[START OF Material provided]

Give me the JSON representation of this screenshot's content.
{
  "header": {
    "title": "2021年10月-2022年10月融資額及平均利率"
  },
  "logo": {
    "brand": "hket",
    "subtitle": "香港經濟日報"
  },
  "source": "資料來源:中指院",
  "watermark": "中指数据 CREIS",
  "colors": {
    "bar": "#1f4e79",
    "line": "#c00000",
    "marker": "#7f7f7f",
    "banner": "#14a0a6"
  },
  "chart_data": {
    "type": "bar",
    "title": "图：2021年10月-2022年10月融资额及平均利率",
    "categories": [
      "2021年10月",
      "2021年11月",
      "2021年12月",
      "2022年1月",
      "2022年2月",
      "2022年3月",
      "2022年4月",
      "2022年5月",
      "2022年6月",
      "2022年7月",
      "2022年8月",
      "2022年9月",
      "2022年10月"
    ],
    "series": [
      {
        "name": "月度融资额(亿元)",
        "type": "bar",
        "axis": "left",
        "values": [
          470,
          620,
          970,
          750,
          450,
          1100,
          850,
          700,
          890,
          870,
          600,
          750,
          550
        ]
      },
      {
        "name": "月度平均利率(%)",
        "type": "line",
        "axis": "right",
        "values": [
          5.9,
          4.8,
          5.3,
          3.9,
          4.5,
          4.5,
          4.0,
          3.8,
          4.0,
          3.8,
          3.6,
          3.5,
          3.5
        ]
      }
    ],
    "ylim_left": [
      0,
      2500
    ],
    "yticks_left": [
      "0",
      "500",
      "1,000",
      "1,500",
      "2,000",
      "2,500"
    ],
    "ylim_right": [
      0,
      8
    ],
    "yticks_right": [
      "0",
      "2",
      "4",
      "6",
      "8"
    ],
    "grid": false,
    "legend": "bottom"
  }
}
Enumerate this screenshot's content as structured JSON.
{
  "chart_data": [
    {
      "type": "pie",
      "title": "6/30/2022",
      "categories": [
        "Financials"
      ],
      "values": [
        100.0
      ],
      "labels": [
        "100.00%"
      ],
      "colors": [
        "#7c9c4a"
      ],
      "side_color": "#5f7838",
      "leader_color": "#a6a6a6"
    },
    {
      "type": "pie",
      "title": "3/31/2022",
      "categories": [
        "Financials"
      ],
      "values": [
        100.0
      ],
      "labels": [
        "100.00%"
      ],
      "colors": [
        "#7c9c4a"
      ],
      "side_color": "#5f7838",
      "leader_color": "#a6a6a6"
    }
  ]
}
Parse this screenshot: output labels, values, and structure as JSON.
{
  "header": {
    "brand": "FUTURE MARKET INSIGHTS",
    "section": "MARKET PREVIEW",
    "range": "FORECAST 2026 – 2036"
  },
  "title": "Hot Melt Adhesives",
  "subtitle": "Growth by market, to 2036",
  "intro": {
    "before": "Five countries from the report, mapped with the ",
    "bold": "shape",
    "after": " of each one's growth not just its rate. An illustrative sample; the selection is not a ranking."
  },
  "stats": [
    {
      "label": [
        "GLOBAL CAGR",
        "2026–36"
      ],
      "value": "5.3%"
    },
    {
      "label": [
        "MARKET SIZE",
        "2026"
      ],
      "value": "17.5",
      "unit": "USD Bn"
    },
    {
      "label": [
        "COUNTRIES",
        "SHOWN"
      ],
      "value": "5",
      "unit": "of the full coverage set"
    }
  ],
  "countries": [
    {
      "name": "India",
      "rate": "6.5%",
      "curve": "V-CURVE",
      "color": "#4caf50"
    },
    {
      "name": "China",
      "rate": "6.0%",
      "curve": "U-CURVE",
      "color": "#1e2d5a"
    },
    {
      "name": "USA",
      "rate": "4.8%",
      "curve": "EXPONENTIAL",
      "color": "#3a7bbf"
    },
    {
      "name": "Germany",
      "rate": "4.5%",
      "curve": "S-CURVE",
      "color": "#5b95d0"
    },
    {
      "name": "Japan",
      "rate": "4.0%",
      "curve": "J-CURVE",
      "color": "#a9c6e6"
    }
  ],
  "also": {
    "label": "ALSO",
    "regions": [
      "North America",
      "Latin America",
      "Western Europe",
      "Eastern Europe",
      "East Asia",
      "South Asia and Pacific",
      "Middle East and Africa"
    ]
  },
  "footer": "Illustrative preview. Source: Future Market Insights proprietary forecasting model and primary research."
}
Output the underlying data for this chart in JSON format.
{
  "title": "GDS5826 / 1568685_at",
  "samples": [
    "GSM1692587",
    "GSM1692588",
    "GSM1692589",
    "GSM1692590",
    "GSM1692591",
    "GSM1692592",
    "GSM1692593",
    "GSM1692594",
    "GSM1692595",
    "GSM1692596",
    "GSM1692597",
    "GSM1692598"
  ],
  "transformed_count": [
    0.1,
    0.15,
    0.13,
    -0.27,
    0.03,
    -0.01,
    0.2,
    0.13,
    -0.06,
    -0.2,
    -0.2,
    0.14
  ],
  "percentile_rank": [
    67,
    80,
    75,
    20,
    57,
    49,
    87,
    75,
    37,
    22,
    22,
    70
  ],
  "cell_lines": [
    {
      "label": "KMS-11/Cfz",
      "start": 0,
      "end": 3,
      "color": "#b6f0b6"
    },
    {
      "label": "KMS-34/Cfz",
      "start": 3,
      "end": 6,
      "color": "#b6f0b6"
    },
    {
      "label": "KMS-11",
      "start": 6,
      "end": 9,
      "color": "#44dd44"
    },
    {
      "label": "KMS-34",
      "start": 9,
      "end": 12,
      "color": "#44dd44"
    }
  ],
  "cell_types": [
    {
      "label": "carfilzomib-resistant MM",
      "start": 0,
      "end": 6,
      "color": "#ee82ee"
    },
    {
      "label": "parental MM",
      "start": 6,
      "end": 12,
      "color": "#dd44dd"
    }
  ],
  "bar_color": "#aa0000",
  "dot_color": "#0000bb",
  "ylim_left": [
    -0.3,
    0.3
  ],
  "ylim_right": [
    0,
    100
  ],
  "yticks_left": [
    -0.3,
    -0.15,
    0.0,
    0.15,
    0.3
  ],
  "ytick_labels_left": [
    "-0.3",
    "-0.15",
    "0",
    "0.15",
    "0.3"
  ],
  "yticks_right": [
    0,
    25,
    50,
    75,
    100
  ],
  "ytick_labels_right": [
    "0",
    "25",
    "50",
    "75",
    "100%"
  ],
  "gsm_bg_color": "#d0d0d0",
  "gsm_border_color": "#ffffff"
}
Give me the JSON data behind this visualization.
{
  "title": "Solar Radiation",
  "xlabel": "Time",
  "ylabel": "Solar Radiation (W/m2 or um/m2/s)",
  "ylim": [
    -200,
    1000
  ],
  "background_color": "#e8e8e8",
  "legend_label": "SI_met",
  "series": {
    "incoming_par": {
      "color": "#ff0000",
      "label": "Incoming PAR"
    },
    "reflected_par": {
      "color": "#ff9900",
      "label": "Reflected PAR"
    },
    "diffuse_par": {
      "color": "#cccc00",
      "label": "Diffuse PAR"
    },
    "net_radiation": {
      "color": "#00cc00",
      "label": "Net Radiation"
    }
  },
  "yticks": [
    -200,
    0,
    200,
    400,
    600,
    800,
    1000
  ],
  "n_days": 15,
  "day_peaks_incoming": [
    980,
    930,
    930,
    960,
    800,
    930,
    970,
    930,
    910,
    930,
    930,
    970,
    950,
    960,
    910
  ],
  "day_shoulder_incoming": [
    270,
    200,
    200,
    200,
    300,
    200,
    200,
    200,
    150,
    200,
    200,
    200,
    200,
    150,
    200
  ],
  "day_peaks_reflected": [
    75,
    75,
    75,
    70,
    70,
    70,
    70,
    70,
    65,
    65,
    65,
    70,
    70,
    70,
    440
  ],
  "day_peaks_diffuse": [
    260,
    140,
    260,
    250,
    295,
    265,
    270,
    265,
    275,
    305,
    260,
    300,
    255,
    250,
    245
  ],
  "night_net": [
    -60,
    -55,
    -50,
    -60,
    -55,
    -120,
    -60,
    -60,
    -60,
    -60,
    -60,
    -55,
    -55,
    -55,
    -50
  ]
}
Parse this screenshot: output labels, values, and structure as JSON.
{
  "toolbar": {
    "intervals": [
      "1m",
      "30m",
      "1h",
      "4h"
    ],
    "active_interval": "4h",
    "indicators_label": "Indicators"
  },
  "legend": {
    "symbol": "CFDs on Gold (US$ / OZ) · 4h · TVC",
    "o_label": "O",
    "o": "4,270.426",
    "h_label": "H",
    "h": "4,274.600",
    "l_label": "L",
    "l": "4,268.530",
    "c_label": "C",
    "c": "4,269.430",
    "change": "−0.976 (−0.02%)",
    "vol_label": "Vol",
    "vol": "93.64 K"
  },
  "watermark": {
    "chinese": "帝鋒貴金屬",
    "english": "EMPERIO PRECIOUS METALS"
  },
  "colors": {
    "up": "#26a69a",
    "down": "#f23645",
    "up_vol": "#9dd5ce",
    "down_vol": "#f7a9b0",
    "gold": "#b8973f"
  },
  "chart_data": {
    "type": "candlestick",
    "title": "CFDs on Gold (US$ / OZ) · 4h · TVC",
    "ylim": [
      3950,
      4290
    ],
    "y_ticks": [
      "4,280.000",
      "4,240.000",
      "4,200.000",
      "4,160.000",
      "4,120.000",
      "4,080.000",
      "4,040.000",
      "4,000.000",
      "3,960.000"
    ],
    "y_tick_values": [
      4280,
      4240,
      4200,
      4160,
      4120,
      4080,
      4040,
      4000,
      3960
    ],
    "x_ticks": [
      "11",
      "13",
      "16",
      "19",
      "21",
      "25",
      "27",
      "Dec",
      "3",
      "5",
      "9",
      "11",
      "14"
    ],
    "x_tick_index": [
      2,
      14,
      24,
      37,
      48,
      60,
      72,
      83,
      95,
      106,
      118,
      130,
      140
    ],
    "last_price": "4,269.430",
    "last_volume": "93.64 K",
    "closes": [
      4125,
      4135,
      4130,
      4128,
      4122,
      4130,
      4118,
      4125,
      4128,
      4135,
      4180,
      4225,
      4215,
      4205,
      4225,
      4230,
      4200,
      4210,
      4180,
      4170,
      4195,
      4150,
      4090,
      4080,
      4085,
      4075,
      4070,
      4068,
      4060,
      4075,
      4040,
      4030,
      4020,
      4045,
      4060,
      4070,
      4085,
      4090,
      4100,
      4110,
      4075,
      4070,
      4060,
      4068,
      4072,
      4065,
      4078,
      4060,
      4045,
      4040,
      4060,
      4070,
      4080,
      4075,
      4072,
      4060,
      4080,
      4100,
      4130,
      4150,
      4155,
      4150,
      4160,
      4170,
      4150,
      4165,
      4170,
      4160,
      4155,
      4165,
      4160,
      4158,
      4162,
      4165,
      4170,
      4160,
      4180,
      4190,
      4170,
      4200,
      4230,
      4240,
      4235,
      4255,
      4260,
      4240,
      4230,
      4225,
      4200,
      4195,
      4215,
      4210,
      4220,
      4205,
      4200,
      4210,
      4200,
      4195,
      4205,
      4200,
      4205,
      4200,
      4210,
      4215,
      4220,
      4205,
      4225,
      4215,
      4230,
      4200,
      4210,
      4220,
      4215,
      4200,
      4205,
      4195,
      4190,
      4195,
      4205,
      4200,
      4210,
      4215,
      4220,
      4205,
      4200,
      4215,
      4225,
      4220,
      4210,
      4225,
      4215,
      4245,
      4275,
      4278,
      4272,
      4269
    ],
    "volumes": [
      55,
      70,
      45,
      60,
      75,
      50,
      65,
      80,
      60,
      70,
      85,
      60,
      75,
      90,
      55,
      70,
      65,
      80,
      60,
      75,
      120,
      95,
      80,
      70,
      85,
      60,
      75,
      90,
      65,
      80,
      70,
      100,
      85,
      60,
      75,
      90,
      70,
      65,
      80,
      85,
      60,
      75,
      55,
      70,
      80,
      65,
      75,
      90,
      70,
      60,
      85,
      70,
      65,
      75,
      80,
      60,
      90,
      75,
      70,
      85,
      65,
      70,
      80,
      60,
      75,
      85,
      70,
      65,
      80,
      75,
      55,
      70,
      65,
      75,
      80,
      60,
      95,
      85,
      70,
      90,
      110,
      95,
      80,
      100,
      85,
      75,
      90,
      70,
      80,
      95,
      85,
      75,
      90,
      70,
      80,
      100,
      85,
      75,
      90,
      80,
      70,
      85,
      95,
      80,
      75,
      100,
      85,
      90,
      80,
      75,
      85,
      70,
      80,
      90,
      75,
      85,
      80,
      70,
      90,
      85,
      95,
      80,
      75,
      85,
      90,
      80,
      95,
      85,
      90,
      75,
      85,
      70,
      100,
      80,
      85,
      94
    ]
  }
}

[END OF Material provided]

Work instructions: From the records above, copy every line that holds the word "this".

Task solution:
Give me the JSON representation of this screenshot's content.
Enumerate this screenshot's content as structured JSON.
Parse this screenshot: output labels, values, and structure as JSON.
Output the underlying data for this chart in JSON format.
Give me the JSON data behind this visualization.
Parse this screenshot: output labels, values, and structure as JSON.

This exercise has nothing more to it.